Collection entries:
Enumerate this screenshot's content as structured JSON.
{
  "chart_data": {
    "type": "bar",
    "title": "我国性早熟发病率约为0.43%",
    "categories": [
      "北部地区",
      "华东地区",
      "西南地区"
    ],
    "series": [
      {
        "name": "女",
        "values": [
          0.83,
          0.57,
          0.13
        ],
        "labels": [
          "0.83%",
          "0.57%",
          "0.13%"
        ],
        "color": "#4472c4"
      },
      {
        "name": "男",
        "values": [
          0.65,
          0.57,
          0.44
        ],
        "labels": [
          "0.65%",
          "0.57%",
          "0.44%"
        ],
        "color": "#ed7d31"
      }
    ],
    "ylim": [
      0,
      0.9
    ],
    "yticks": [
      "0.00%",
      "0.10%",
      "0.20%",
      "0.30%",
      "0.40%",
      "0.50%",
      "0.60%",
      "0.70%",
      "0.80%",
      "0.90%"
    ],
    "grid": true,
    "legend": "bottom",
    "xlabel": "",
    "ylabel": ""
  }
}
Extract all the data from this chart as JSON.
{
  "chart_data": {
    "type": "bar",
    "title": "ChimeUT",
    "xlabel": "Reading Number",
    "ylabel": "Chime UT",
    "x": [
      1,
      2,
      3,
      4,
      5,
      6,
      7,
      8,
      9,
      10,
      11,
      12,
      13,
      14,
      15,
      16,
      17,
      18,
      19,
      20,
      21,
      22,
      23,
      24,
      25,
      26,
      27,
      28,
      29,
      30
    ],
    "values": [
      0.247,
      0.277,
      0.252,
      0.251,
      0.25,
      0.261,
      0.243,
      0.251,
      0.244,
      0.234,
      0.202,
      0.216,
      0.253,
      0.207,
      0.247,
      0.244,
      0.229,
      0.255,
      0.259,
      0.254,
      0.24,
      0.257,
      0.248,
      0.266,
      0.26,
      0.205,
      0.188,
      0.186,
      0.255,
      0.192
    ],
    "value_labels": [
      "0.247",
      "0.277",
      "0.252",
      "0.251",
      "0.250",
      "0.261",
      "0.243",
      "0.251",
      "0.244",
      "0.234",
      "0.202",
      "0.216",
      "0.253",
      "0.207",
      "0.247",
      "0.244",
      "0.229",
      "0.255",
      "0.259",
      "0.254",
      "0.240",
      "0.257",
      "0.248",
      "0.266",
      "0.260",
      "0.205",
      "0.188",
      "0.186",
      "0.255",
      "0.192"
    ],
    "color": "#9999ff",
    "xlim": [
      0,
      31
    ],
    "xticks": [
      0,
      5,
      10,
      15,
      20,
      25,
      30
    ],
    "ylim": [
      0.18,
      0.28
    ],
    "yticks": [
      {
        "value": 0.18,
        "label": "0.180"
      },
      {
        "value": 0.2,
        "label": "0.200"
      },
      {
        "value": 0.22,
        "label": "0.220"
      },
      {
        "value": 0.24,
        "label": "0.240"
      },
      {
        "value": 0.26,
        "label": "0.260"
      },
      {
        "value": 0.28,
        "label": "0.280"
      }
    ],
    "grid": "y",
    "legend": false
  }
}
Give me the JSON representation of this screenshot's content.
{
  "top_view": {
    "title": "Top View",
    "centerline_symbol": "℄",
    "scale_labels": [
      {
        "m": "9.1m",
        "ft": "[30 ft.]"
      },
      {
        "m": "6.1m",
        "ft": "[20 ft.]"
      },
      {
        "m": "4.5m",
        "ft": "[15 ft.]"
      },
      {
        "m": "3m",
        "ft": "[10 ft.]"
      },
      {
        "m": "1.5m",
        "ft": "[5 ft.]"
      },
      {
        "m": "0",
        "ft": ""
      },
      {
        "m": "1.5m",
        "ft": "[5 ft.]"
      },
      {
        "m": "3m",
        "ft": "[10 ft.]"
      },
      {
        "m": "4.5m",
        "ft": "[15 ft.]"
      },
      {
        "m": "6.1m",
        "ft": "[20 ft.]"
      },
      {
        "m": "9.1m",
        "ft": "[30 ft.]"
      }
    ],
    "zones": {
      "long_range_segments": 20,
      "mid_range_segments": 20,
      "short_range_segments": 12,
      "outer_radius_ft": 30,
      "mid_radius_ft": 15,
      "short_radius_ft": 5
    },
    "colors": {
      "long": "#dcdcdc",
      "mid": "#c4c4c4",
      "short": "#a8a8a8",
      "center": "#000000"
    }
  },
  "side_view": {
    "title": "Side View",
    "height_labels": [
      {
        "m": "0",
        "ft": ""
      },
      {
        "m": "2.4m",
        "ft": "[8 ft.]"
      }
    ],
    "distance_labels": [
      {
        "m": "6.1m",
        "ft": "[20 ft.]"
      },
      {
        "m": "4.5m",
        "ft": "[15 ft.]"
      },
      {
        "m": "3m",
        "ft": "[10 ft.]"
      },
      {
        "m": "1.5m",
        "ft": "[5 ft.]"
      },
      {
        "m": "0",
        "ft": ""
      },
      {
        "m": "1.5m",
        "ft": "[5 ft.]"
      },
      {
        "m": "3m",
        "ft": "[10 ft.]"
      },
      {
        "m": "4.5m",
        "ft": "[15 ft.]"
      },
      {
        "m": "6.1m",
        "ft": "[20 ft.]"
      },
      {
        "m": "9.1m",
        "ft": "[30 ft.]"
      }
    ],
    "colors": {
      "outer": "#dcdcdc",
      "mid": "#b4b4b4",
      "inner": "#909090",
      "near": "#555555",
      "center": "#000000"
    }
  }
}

--- STATED PROBLEM ---
Look through the material and copy each line that has "screenshot".

--- WRITTEN ANSWER ---
Enumerate this screenshot's content as structured JSON.
Give me the JSON representation of this screenshot's content.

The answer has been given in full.